=== WHAT THIS TASK INVOLVES ===
Determine which lines of the records include the word "考试时间", and copy them.

=== PROVIDED INFORMATION ===

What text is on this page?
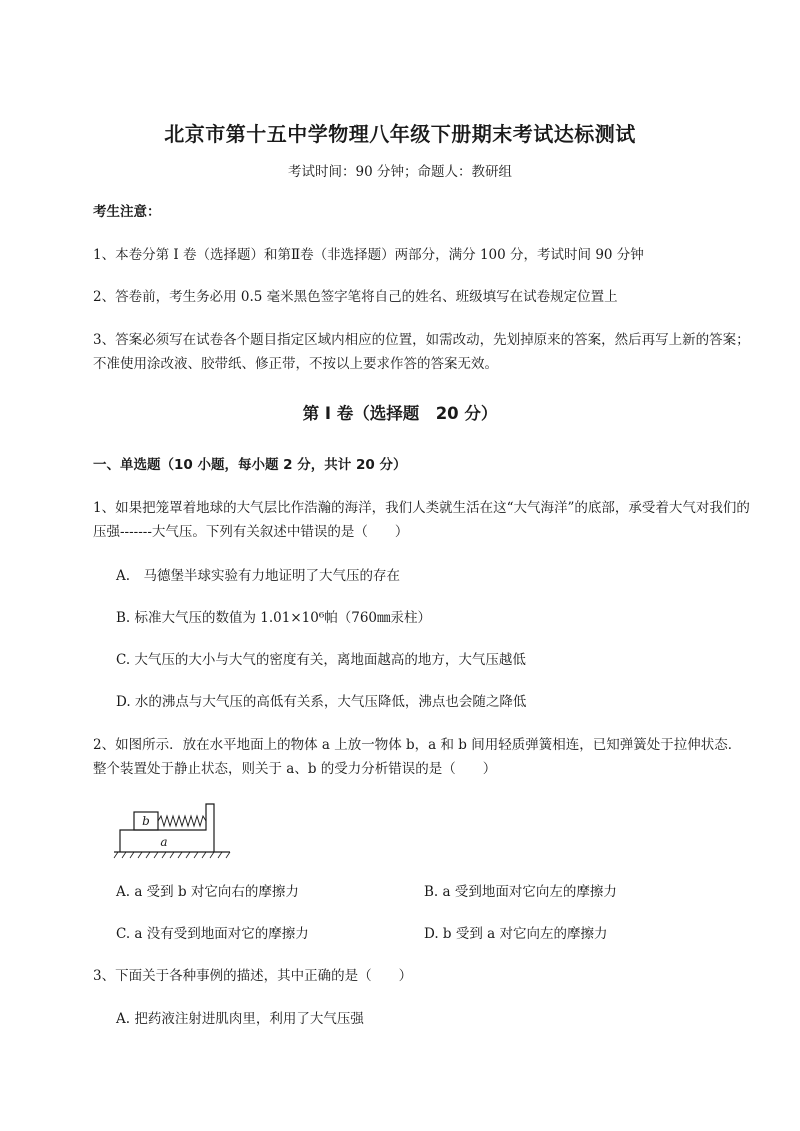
北京市第十五中学物理八年级下册期末考试达标测试
考试时间：90 分钟；命题人：教研组
考生注意：
1、本卷分第 I 卷（选择题）和第Ⅱ卷（非选择题）两部分，满分 100 分，考试时间 90 分钟
2、答卷前，考生务必用 0.5 毫米黑色签字笔将自己的姓名、班级填写在试卷规定位置上
3、答案必须写在试卷各个题目指定区域内相应的位置，如需改动，先划掉原来的答案，然后再写上新的答案；不准使用涂改液、胶带纸、修正带，不按以上要求作答的答案无效。
第 I 卷（选择题　20 分）
一、单选题（10 小题，每小题 2 分，共计 20 分）
1、如果把笼罩着地球的大气层比作浩瀚的海洋，我们人类就生活在这“大气海洋”的底部，承受着大气对我们的压强-------大气压。下列有关叙述中错误的是（　　）
A.　马德堡半球实验有力地证明了大气压的存在
B. 标准大气压的数值为 1.01×10⁶帕（760㎜汞柱）
C. 大气压的大小与大气的密度有关，离地面越高的地方，大气压越低
D. 水的沸点与大气压的高低有关系，大气压降低，沸点也会随之降低
2、如图所示．放在水平地面上的物体 a 上放一物体 b，a 和 b 间用轻质弹簧相连，已知弹簧处于拉伸状态．整个装置处于静止状态，则关于 a、b 的受力分析错误的是（　　）
b
a
A. a 受到 b 对它向右的摩擦力	B. a 受到地面对它向左的摩擦力
C. a 没有受到地面对它的摩擦力	D. b 受到 a 对它向左的摩擦力
3、下面关于各种事例的描述，其中正确的是（　　）
A. 把药液注射进肌肉里，利用了大气压强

=== TASK SOLUTION ===
考试时间：90 分钟；命题人：教研组
1、本卷分第 I 卷（选择题）和第Ⅱ卷（非选择题）两部分，满分 100 分，考试时间 90 分钟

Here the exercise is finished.